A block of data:
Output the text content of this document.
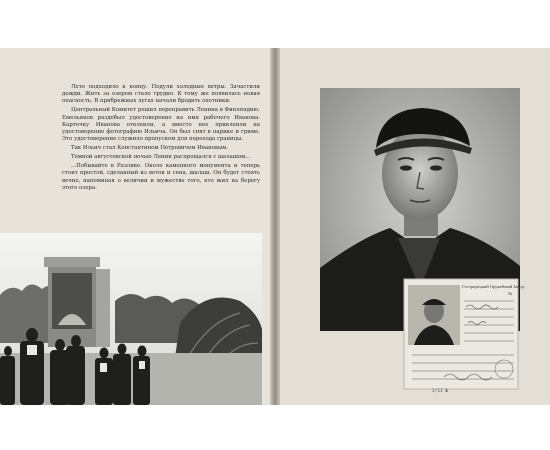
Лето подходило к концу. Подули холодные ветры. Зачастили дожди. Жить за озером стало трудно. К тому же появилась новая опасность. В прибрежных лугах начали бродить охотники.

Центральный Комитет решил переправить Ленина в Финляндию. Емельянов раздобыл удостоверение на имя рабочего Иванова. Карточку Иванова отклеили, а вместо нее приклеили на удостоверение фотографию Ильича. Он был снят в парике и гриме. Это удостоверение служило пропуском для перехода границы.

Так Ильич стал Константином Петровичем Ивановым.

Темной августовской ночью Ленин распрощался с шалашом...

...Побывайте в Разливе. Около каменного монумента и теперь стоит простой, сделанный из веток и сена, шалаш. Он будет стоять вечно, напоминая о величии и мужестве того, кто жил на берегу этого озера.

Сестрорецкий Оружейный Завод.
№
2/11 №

...

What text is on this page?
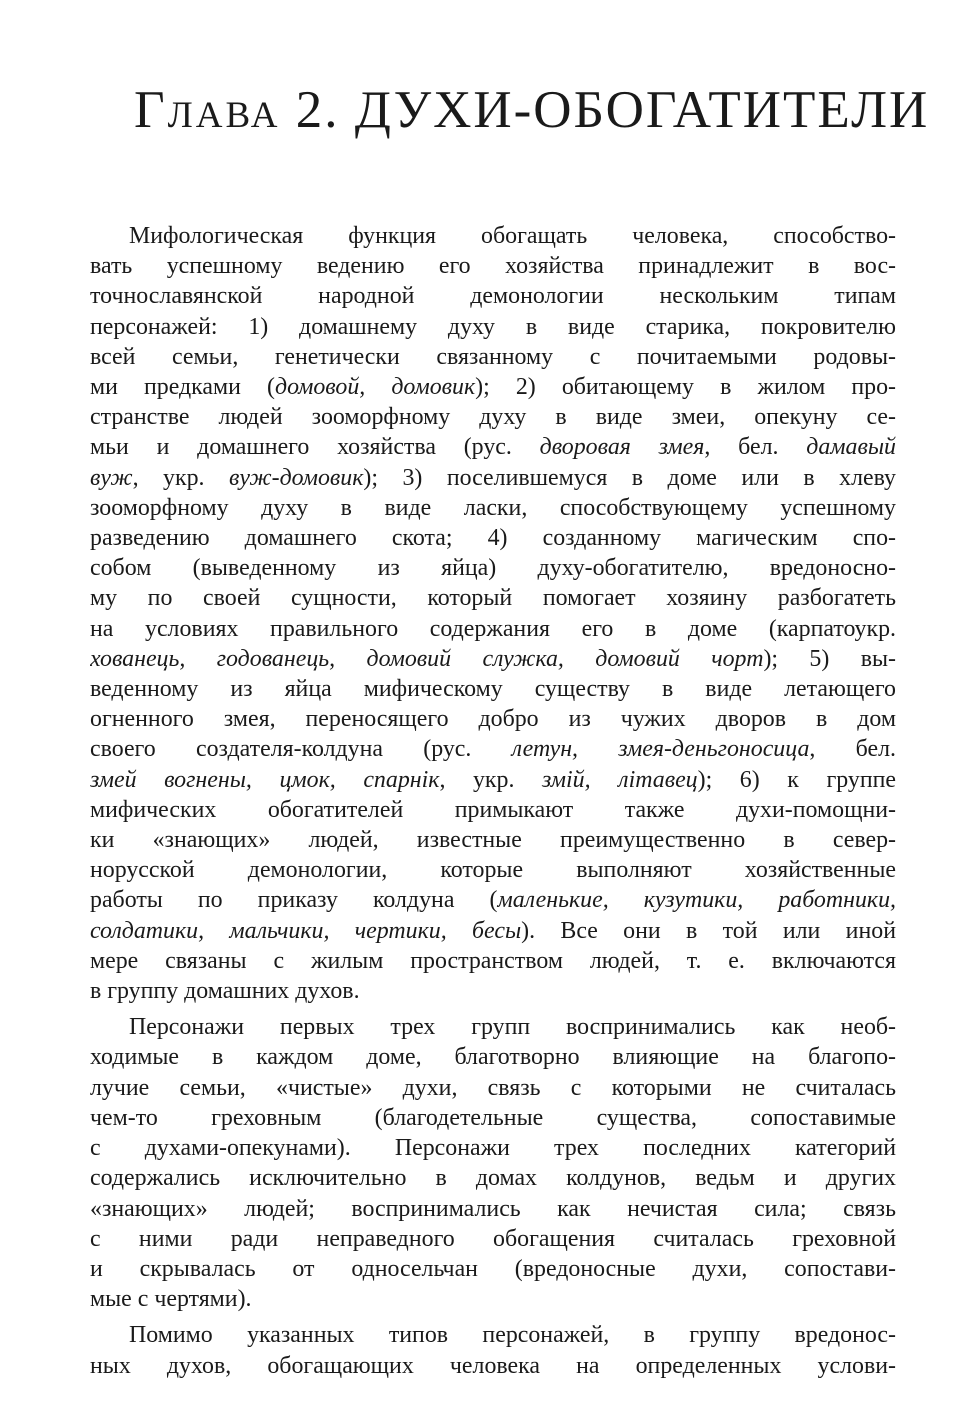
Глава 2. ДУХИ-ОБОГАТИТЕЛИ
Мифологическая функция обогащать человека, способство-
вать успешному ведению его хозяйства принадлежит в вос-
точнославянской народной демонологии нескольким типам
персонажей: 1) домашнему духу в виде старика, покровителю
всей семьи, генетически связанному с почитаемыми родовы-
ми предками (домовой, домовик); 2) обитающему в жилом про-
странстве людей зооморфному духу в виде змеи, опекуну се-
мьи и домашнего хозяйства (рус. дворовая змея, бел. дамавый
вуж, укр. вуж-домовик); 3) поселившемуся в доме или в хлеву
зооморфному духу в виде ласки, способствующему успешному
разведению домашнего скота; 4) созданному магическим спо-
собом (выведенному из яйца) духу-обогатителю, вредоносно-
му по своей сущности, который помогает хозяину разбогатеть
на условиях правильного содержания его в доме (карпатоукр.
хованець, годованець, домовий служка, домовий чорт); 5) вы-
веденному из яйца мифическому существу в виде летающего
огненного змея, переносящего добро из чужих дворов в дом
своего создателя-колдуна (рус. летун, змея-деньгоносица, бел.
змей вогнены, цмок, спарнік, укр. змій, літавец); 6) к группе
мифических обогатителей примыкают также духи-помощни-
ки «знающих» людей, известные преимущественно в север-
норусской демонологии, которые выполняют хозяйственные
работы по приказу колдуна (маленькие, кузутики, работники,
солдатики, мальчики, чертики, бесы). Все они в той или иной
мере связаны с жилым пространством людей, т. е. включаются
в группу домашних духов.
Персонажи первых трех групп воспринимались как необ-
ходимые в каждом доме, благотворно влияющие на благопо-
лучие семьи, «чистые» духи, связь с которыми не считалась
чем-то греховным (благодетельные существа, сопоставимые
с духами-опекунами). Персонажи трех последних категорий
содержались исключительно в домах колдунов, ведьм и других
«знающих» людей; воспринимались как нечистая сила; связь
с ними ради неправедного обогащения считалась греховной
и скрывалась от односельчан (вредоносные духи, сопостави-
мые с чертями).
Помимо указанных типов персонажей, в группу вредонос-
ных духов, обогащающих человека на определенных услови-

Work to be completed. Find each line with the string "text" and copy it out.

Response to this exercise.
Output the text content of this document.
What text is on this page?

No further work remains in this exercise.